Copy the lines verbatim, beginning with the line that contains "Convert this document image to plain text." and continuing through the end of the data, and only those lines.
** Begin **
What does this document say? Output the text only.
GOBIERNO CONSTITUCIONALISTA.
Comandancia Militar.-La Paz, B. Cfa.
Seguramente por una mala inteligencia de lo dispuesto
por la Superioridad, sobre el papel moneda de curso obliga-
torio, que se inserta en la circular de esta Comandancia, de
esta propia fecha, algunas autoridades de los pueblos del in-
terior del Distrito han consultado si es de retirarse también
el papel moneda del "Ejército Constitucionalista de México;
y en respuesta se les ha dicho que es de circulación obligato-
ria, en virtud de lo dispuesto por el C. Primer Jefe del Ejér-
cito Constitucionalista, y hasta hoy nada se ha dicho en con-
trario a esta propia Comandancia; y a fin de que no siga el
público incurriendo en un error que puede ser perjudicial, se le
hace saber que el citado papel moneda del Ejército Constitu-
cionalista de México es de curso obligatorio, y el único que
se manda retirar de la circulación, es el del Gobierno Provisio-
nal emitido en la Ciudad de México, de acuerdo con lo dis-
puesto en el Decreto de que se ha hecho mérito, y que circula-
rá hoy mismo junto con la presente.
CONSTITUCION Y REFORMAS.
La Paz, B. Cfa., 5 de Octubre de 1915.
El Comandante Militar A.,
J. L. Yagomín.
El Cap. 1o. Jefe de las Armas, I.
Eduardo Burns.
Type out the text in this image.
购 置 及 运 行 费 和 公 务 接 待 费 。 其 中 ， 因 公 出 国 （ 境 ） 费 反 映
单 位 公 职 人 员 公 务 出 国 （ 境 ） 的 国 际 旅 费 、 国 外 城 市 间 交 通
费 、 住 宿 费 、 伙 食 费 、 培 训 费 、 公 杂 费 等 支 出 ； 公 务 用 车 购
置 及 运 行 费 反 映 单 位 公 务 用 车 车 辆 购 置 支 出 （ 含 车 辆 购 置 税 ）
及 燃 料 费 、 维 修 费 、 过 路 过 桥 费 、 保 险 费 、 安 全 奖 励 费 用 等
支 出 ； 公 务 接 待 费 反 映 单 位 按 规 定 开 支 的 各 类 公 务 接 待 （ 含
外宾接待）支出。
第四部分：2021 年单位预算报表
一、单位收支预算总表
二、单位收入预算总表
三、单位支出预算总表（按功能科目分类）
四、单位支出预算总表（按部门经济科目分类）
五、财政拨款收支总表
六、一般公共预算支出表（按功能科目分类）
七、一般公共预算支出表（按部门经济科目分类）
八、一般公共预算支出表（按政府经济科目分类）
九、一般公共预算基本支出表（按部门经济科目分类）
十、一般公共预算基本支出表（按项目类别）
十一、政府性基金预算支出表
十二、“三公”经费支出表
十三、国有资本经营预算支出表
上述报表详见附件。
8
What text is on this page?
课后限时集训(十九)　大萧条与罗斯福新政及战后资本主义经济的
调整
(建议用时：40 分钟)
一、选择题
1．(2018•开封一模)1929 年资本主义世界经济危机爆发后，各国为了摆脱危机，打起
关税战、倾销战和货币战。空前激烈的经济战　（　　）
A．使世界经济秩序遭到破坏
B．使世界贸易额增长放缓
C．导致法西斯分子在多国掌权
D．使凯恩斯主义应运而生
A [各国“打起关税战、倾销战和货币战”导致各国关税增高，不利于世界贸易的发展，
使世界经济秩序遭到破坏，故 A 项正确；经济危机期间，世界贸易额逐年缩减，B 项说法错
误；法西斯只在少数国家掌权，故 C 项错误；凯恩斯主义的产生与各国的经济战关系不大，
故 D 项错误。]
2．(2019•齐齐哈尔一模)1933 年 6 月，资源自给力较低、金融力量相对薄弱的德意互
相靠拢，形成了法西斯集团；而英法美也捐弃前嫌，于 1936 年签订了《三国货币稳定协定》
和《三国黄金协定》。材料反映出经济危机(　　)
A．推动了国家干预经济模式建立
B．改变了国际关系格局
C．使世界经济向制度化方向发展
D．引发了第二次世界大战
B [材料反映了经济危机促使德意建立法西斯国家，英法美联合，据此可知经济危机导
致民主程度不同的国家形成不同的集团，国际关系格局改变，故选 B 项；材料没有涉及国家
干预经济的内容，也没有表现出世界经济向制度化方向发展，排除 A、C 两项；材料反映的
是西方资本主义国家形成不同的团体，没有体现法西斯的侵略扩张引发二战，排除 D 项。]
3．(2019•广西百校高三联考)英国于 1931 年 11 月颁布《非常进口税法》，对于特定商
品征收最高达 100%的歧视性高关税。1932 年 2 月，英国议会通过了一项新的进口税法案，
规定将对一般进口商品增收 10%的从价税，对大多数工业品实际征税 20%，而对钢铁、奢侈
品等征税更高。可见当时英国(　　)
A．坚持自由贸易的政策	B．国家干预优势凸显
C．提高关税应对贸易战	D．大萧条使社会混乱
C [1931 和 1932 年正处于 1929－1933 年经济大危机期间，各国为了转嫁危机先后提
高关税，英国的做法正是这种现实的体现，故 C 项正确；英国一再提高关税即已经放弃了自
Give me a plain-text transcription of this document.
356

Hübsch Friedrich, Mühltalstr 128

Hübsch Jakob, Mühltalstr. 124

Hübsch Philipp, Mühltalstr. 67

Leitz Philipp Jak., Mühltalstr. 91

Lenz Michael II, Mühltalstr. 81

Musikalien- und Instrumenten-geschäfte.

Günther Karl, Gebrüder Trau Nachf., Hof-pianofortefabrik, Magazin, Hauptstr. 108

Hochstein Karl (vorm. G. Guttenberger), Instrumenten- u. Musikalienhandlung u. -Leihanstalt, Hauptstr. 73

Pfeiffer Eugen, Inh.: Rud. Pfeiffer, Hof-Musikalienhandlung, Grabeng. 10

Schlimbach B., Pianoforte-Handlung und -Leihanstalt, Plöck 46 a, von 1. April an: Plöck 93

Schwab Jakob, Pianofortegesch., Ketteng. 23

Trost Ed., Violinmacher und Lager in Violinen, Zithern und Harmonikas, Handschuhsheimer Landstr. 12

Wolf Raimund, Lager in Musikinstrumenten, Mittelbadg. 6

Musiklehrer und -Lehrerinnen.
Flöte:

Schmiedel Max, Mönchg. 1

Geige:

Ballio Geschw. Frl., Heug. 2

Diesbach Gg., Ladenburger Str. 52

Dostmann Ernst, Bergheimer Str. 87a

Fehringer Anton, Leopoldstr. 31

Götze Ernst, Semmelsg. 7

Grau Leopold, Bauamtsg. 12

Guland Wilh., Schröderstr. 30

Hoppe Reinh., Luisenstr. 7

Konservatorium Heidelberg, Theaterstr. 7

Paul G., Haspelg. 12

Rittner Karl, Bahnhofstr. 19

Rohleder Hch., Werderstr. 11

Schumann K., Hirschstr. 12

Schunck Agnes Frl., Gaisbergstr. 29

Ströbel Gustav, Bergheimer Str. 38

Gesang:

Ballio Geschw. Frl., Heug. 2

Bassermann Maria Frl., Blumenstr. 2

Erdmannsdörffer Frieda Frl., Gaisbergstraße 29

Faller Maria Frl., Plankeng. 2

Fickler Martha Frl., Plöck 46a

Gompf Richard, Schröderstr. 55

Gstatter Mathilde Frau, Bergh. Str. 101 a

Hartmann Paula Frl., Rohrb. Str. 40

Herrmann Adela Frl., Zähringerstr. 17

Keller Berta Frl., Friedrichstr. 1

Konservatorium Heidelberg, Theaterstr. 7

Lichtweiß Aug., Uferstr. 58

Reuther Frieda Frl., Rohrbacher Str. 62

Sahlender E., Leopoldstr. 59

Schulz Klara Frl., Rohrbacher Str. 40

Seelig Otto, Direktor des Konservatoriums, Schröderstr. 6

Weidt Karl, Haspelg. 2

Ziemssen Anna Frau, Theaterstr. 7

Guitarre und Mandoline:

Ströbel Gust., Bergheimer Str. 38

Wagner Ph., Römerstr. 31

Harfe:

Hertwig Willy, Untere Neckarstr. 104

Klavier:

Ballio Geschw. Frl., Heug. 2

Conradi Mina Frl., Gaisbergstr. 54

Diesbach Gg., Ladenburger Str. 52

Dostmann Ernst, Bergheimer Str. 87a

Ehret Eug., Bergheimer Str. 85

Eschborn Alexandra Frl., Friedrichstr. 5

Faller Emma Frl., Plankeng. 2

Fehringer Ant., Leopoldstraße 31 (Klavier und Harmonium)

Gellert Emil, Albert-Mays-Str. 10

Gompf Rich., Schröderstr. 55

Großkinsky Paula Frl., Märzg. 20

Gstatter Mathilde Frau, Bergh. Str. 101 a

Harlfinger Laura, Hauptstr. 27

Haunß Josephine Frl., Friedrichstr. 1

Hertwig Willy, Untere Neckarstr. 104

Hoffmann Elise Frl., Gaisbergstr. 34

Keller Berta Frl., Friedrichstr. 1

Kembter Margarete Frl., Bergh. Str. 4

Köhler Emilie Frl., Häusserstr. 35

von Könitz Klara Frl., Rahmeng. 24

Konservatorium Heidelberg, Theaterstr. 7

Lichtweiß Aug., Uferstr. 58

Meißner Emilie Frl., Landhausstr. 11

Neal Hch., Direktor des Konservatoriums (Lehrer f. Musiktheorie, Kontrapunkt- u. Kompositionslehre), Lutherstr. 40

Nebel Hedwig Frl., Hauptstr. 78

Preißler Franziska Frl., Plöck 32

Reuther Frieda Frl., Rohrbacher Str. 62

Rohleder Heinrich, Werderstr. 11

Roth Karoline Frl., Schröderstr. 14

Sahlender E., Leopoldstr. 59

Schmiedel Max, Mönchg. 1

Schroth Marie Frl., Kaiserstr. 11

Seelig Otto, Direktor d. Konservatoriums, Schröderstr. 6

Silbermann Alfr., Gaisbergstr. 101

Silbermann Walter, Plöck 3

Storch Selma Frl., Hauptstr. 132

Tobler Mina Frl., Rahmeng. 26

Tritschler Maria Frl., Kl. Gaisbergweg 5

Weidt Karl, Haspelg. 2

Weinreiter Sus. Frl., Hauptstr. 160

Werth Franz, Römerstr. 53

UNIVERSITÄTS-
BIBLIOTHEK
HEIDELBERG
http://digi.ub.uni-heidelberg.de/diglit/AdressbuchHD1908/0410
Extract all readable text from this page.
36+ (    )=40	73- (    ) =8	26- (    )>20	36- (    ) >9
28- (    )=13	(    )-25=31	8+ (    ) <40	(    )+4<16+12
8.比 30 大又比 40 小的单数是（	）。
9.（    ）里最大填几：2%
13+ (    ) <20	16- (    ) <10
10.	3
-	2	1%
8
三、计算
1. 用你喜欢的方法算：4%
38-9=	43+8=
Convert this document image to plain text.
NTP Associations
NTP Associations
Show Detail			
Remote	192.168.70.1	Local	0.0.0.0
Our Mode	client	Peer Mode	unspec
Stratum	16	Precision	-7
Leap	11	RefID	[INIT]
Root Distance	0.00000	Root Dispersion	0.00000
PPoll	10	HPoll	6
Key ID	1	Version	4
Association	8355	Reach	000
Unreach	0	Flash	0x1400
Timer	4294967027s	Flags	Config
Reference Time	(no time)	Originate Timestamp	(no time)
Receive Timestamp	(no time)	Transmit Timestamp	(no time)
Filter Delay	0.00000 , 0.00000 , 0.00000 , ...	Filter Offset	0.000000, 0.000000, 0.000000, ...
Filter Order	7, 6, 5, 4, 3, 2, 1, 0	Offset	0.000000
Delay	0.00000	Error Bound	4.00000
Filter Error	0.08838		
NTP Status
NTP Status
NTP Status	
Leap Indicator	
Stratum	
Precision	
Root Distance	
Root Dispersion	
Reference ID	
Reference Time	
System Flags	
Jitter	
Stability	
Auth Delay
** End **
> [Correct output]:
Convert this document image to plain text.
NTP Associations
NTP Associations
Show Detail			
Remote	192.168.70.1	Local	0.0.0.0
Our Mode	client	Peer Mode	unspec
Stratum	16	Precision	-7
Leap	11	RefID	[INIT]
Root Distance	0.00000	Root Dispersion	0.00000
PPoll	10	HPoll	6
Key ID	1	Version	4
Association	8355	Reach	000
Unreach	0	Flash	0x1400
Timer	4294967027s	Flags	Config
Reference Time	(no time)	Originate Timestamp	(no time)
Receive Timestamp	(no time)	Transmit Timestamp	(no time)
Filter Delay	0.00000 , 0.00000 , 0.00000 , ...	Filter Offset	0.000000, 0.000000, 0.000000, ...
Filter Order	7, 6, 5, 4, 3, 2, 1, 0	Offset	0.000000
Delay	0.00000	Error Bound	4.00000
Filter Error	0.08838		
NTP Status
NTP Status
NTP Status	
Leap Indicator	
Stratum	
Precision	
Root Distance	
Root Dispersion	
Reference ID	
Reference Time	
System Flags	
Jitter	
Stability	
Auth Delay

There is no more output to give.